*Exercise objective*:
Write each line out exactly, leaving none out.

*Material to process*:
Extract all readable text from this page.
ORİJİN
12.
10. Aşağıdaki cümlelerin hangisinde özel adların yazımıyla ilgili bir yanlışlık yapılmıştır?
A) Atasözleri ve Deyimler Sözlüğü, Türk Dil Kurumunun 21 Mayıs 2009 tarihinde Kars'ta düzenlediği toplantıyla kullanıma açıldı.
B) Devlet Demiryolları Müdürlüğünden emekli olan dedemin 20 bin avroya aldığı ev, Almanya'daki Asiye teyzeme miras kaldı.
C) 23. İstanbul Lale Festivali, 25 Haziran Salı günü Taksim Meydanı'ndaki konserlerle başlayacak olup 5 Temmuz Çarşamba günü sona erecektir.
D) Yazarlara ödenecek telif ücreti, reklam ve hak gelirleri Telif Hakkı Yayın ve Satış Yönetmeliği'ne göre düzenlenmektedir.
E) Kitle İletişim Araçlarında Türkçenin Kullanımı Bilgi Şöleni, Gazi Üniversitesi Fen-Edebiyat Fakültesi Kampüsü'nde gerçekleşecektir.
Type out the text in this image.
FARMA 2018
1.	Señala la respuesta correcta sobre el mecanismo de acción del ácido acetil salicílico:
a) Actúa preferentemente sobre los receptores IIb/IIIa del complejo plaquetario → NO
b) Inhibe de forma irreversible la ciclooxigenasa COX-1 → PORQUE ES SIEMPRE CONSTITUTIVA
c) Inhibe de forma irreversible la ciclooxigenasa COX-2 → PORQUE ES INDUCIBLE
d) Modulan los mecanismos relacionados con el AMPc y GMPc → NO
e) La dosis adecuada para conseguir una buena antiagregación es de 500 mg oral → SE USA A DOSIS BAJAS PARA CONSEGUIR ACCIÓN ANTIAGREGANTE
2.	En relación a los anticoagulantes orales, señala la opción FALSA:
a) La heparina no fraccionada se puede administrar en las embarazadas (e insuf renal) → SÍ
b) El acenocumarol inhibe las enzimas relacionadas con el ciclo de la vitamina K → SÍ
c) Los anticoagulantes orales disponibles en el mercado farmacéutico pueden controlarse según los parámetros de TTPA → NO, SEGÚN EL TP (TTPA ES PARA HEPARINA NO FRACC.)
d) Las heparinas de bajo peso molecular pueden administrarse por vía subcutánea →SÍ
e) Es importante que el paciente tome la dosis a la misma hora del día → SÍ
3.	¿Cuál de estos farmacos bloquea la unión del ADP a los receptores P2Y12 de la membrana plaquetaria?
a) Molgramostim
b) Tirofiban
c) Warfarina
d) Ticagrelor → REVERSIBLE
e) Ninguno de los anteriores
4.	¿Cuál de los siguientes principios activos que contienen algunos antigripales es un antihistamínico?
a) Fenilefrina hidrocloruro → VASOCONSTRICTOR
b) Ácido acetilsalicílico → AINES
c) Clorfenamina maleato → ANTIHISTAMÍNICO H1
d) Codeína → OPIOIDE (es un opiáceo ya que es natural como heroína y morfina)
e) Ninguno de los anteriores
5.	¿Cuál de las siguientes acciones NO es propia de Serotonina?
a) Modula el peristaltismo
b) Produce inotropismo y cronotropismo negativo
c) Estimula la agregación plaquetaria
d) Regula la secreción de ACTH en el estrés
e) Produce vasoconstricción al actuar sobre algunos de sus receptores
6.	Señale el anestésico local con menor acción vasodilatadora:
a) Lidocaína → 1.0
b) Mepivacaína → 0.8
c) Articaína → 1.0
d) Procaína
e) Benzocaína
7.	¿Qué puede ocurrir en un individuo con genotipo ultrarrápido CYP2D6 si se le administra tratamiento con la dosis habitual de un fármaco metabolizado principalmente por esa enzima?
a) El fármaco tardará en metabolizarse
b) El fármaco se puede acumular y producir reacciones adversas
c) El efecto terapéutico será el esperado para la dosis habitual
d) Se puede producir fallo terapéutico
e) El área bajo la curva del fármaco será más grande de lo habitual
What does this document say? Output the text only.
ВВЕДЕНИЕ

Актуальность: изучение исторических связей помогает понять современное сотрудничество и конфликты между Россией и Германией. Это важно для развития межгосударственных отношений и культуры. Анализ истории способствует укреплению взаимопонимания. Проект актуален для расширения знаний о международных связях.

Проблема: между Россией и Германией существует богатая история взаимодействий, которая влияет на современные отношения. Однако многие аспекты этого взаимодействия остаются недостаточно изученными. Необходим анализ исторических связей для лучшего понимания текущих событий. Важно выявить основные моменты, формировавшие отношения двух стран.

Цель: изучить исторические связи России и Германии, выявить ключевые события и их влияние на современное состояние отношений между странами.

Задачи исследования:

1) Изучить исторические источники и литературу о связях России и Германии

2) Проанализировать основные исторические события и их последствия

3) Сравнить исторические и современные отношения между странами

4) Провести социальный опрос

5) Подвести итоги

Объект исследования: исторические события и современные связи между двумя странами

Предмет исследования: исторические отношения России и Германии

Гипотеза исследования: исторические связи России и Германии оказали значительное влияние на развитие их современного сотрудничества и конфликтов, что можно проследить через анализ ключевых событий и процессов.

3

*Full solution*:
Extract all readable text from this page.
ORİJİN
12.
10. Aşağıdaki cümlelerin hangisinde özel adların yazımıyla ilgili bir yanlışlık yapılmıştır?
A) Atasözleri ve Deyimler Sözlüğü, Türk Dil Kurumunun 21 Mayıs 2009 tarihinde Kars'ta düzenlediği toplantıyla kullanıma açıldı.
B) Devlet Demiryolları Müdürlüğünden emekli olan dedemin 20 bin avroya aldığı ev, Almanya'daki Asiye teyzeme miras kaldı.
C) 23. İstanbul Lale Festivali, 25 Haziran Salı günü Taksim Meydanı'ndaki konserlerle başlayacak olup 5 Temmuz Çarşamba günü sona erecektir.
D) Yazarlara ödenecek telif ücreti, reklam ve hak gelirleri Telif Hakkı Yayın ve Satış Yönetmeliği'ne göre düzenlenmektedir.
E) Kitle İletişim Araçlarında Türkçenin Kullanımı Bilgi Şöleni, Gazi Üniversitesi Fen-Edebiyat Fakültesi Kampüsü'nde gerçekleşecektir.
Type out the text in this image.
FARMA 2018
1.	Señala la respuesta correcta sobre el mecanismo de acción del ácido acetil salicílico:
a) Actúa preferentemente sobre los receptores IIb/IIIa del complejo plaquetario → NO
b) Inhibe de forma irreversible la ciclooxigenasa COX-1 → PORQUE ES SIEMPRE CONSTITUTIVA
c) Inhibe de forma irreversible la ciclooxigenasa COX-2 → PORQUE ES INDUCIBLE
d) Modulan los mecanismos relacionados con el AMPc y GMPc → NO
e) La dosis adecuada para conseguir una buena antiagregación es de 500 mg oral → SE USA A DOSIS BAJAS PARA CONSEGUIR ACCIÓN ANTIAGREGANTE
2.	En relación a los anticoagulantes orales, señala la opción FALSA:
a) La heparina no fraccionada se puede administrar en las embarazadas (e insuf renal) → SÍ
b) El acenocumarol inhibe las enzimas relacionadas con el ciclo de la vitamina K → SÍ
c) Los anticoagulantes orales disponibles en el mercado farmacéutico pueden controlarse según los parámetros de TTPA → NO, SEGÚN EL TP (TTPA ES PARA HEPARINA NO FRACC.)
d) Las heparinas de bajo peso molecular pueden administrarse por vía subcutánea →SÍ
e) Es importante que el paciente tome la dosis a la misma hora del día → SÍ
3.	¿Cuál de estos farmacos bloquea la unión del ADP a los receptores P2Y12 de la membrana plaquetaria?
a) Molgramostim
b) Tirofiban
c) Warfarina
d) Ticagrelor → REVERSIBLE
e) Ninguno de los anteriores
4.	¿Cuál de los siguientes principios activos que contienen algunos antigripales es un antihistamínico?
a) Fenilefrina hidrocloruro → VASOCONSTRICTOR
b) Ácido acetilsalicílico → AINES
c) Clorfenamina maleato → ANTIHISTAMÍNICO H1
d) Codeína → OPIOIDE (es un opiáceo ya que es natural como heroína y morfina)
e) Ninguno de los anteriores
5.	¿Cuál de las siguientes acciones NO es propia de Serotonina?
a) Modula el peristaltismo
b) Produce inotropismo y cronotropismo negativo
c) Estimula la agregación plaquetaria
d) Regula la secreción de ACTH en el estrés
e) Produce vasoconstricción al actuar sobre algunos de sus receptores
6.	Señale el anestésico local con menor acción vasodilatadora:
a) Lidocaína → 1.0
b) Mepivacaína → 0.8
c) Articaína → 1.0
d) Procaína
e) Benzocaína
7.	¿Qué puede ocurrir en un individuo con genotipo ultrarrápido CYP2D6 si se le administra tratamiento con la dosis habitual de un fármaco metabolizado principalmente por esa enzima?
a) El fármaco tardará en metabolizarse
b) El fármaco se puede acumular y producir reacciones adversas
c) El efecto terapéutico será el esperado para la dosis habitual
d) Se puede producir fallo terapéutico
e) El área bajo la curva del fármaco será más grande de lo habitual
What does this document say? Output the text only.
ВВЕДЕНИЕ

Актуальность: изучение исторических связей помогает понять современное сотрудничество и конфликты между Россией и Германией. Это важно для развития межгосударственных отношений и культуры. Анализ истории способствует укреплению взаимопонимания. Проект актуален для расширения знаний о международных связях.

Проблема: между Россией и Германией существует богатая история взаимодействий, которая влияет на современные отношения. Однако многие аспекты этого взаимодействия остаются недостаточно изученными. Необходим анализ исторических связей для лучшего понимания текущих событий. Важно выявить основные моменты, формировавшие отношения двух стран.

Цель: изучить исторические связи России и Германии, выявить ключевые события и их влияние на современное состояние отношений между странами.

Задачи исследования:

1) Изучить исторические источники и литературу о связях России и Германии

2) Проанализировать основные исторические события и их последствия

3) Сравнить исторические и современные отношения между странами

4) Провести социальный опрос

5) Подвести итоги

Объект исследования: исторические события и современные связи между двумя странами

Предмет исследования: исторические отношения России и Германии

Гипотеза исследования: исторические связи России и Германии оказали значительное влияние на развитие их современного сотрудничества и конфликтов, что можно проследить через анализ ключевых событий и процессов.

3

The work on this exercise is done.